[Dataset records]
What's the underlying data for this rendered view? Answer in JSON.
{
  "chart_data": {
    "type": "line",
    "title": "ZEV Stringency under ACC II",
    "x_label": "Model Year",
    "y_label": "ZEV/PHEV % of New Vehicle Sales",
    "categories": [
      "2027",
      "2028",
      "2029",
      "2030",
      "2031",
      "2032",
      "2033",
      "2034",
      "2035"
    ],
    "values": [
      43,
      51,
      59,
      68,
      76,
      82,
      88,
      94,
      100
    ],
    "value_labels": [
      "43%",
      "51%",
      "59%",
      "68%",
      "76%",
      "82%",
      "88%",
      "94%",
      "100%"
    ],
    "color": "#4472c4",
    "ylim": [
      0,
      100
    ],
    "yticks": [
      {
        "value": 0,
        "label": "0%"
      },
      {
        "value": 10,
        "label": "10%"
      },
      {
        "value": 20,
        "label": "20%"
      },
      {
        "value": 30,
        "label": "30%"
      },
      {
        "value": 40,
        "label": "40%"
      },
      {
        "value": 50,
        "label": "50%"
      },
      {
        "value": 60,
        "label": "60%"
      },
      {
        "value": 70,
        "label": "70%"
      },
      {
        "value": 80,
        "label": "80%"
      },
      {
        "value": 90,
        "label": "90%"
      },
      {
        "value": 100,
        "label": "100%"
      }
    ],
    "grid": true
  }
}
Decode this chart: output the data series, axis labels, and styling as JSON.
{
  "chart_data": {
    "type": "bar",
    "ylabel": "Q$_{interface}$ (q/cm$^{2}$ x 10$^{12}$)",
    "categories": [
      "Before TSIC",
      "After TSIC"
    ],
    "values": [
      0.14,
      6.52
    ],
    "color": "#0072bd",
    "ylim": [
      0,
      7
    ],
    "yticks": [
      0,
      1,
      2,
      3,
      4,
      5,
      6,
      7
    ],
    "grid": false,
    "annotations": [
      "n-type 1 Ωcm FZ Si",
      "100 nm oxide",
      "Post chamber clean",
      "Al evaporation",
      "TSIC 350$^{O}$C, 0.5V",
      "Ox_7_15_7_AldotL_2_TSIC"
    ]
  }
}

WHAT THE TASK REQUIRES = Every record should be repeated exactly; please leave none out.

SOLUTION TO THE EXERCISE =
What's the underlying data for this rendered view? Answer in JSON.
{
  "chart_data": {
    "type": "line",
    "title": "ZEV Stringency under ACC II",
    "x_label": "Model Year",
    "y_label": "ZEV/PHEV % of New Vehicle Sales",
    "categories": [
      "2027",
      "2028",
      "2029",
      "2030",
      "2031",
      "2032",
      "2033",
      "2034",
      "2035"
    ],
    "values": [
      43,
      51,
      59,
      68,
      76,
      82,
      88,
      94,
      100
    ],
    "value_labels": [
      "43%",
      "51%",
      "59%",
      "68%",
      "76%",
      "82%",
      "88%",
      "94%",
      "100%"
    ],
    "color": "#4472c4",
    "ylim": [
      0,
      100
    ],
    "yticks": [
      {
        "value": 0,
        "label": "0%"
      },
      {
        "value": 10,
        "label": "10%"
      },
      {
        "value": 20,
        "label": "20%"
      },
      {
        "value": 30,
        "label": "30%"
      },
      {
        "value": 40,
        "label": "40%"
      },
      {
        "value": 50,
        "label": "50%"
      },
      {
        "value": 60,
        "label": "60%"
      },
      {
        "value": 70,
        "label": "70%"
      },
      {
        "value": 80,
        "label": "80%"
      },
      {
        "value": 90,
        "label": "90%"
      },
      {
        "value": 100,
        "label": "100%"
      }
    ],
    "grid": true
  }
}
Decode this chart: output the data series, axis labels, and styling as JSON.
{
  "chart_data": {
    "type": "bar",
    "ylabel": "Q$_{interface}$ (q/cm$^{2}$ x 10$^{12}$)",
    "categories": [
      "Before TSIC",
      "After TSIC"
    ],
    "values": [
      0.14,
      6.52
    ],
    "color": "#0072bd",
    "ylim": [
      0,
      7
    ],
    "yticks": [
      0,
      1,
      2,
      3,
      4,
      5,
      6,
      7
    ],
    "grid": false,
    "annotations": [
      "n-type 1 Ωcm FZ Si",
      "100 nm oxide",
      "Post chamber clean",
      "Al evaporation",
      "TSIC 350$^{O}$C, 0.5V",
      "Ox_7_15_7_AldotL_2_TSIC"
    ]
  }
}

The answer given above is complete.